**Task details**
Each line below that contains "will" counts once; report the total and nothing more.
++++ Extracted material ++++
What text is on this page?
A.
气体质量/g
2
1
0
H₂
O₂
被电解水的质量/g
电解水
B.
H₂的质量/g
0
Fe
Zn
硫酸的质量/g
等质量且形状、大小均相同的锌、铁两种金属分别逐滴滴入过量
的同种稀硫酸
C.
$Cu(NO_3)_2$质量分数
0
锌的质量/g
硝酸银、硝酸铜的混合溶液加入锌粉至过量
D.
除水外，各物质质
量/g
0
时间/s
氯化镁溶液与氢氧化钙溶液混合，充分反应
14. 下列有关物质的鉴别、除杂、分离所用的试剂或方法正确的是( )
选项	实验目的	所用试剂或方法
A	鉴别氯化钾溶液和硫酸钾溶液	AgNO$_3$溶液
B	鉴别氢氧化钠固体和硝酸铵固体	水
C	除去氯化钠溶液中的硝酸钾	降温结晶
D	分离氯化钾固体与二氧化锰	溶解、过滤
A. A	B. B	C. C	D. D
++++
++++ Extracted material ++++
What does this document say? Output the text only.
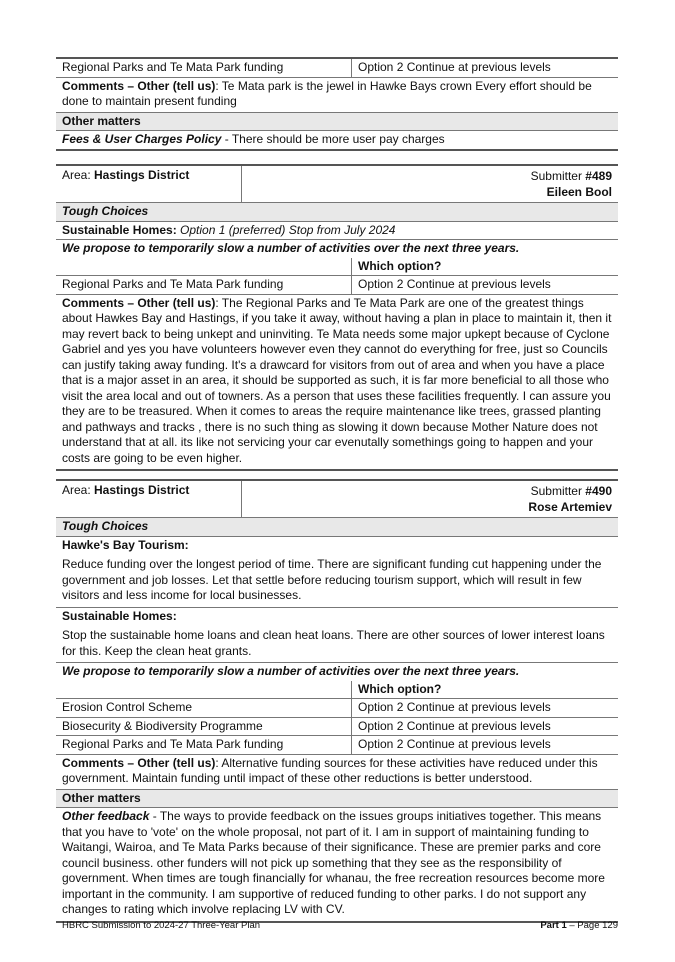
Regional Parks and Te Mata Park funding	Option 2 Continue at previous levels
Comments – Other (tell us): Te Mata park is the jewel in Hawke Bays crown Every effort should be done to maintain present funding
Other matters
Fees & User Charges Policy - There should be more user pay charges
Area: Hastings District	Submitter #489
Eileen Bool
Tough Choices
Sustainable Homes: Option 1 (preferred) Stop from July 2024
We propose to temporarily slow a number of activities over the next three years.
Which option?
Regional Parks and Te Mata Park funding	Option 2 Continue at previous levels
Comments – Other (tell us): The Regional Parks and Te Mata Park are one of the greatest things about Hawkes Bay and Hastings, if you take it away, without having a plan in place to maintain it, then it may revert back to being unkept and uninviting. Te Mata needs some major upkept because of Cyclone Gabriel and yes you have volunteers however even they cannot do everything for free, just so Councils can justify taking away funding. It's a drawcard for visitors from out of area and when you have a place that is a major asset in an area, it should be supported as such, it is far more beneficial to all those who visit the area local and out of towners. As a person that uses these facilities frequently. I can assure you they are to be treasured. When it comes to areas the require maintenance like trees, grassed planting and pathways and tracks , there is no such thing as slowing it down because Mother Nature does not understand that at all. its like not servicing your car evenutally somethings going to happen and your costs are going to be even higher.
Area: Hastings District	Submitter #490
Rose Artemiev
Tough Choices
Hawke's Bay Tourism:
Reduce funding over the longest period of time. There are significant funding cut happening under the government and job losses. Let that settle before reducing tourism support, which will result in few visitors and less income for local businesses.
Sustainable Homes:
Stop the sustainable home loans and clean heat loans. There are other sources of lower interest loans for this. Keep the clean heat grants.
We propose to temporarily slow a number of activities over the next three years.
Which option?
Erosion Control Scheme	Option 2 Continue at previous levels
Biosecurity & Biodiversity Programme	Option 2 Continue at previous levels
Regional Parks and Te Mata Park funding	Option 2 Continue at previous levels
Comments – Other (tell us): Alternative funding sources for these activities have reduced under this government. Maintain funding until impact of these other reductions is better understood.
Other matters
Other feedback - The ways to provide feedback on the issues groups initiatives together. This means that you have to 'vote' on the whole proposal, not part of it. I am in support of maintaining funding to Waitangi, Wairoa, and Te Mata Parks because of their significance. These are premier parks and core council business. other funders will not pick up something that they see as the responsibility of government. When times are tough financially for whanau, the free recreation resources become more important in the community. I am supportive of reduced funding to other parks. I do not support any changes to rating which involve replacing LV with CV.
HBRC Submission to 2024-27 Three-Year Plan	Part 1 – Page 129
++++
++++ Extracted material ++++
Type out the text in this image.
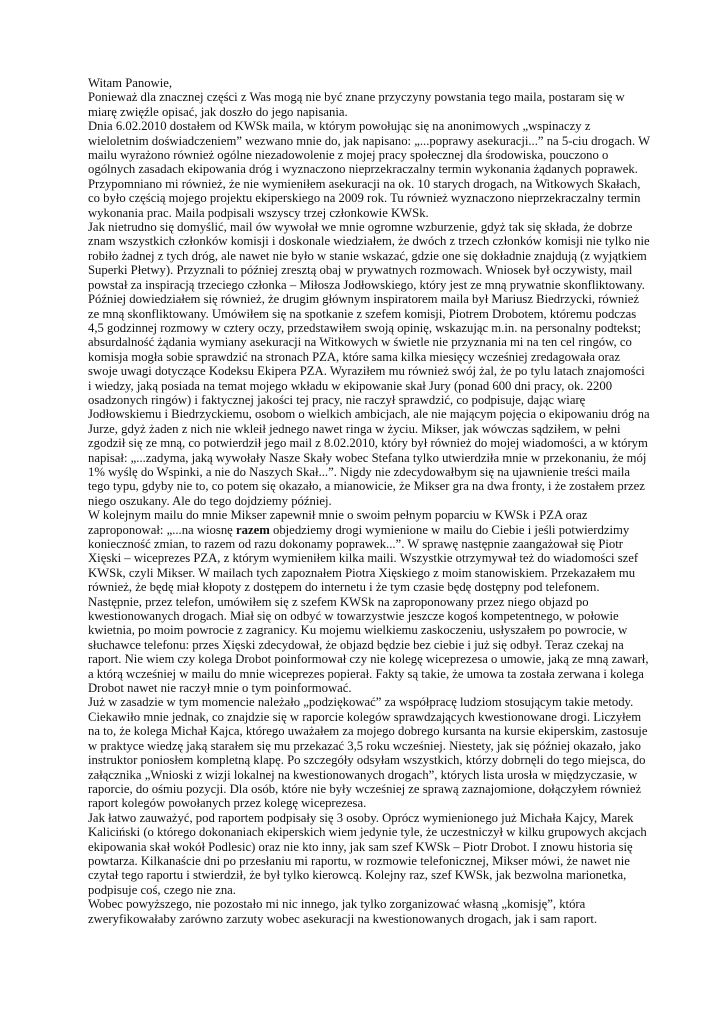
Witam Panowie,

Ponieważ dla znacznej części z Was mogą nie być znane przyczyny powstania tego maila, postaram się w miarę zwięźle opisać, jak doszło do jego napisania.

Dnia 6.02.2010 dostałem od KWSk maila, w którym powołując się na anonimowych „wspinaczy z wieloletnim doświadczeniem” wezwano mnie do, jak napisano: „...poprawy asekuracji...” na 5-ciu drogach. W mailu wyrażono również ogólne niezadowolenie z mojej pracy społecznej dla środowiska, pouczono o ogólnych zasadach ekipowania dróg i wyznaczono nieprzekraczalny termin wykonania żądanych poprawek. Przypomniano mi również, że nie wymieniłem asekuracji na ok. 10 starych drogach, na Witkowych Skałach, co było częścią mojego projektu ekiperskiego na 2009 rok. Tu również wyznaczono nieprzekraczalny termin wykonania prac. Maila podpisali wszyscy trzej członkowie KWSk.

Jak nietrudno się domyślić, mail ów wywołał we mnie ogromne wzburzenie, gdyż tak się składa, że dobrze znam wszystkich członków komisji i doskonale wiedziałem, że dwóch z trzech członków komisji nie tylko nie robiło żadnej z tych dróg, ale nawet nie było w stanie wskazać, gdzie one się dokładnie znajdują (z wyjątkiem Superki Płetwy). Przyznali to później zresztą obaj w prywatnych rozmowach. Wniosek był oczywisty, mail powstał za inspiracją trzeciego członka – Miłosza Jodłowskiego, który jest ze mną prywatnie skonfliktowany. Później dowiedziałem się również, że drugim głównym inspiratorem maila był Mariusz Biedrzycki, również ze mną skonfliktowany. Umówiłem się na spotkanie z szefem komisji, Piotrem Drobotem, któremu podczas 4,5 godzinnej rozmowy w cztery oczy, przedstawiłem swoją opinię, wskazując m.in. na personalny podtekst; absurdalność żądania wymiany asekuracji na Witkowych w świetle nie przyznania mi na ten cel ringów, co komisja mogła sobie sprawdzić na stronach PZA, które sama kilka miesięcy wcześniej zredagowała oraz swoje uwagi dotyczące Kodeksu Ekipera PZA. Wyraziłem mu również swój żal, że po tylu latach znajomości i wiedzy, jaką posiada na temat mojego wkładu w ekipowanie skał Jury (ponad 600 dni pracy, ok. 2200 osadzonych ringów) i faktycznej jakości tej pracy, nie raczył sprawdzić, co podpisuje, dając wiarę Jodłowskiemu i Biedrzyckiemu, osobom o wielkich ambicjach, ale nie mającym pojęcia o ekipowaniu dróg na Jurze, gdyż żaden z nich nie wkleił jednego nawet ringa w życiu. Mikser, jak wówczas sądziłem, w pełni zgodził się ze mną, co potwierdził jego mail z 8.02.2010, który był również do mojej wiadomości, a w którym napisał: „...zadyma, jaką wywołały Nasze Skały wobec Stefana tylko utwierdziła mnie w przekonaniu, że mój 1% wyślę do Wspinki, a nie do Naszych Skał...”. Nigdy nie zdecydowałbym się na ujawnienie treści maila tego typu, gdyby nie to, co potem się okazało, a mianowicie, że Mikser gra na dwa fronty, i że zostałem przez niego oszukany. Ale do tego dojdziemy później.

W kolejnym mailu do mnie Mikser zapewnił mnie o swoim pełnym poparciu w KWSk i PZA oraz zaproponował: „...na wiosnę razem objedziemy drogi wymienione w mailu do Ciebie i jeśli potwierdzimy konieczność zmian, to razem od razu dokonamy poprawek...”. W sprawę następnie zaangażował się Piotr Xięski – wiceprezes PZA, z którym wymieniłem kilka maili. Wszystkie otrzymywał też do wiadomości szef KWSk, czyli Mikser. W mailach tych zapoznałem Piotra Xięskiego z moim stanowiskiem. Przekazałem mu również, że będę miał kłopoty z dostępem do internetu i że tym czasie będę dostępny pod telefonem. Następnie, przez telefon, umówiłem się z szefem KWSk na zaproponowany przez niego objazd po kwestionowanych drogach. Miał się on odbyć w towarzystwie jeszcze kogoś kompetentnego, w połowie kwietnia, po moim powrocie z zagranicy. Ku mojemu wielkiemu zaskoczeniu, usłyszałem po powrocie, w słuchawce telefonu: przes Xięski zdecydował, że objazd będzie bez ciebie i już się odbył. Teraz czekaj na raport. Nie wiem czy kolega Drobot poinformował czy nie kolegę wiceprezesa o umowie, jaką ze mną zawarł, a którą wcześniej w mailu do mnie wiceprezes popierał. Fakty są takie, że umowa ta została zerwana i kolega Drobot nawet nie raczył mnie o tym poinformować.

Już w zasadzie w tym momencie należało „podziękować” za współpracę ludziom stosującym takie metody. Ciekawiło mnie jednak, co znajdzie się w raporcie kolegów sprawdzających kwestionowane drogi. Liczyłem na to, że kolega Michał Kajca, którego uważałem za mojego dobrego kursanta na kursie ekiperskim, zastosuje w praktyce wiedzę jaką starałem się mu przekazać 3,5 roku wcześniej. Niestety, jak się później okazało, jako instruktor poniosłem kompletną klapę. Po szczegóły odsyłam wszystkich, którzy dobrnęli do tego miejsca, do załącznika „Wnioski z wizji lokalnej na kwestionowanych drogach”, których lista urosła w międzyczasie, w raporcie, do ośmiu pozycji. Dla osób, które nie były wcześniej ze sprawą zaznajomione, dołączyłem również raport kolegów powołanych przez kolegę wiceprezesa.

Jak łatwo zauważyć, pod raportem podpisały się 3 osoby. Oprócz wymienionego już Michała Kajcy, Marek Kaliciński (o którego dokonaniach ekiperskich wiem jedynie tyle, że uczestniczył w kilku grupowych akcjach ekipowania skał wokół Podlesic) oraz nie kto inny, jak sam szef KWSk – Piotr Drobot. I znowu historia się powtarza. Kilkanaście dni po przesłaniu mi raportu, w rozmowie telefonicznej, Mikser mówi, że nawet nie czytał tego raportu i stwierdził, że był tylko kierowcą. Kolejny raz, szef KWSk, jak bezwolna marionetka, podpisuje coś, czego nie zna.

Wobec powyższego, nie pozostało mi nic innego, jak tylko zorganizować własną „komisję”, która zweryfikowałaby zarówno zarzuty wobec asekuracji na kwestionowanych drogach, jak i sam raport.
++++
**In response**
2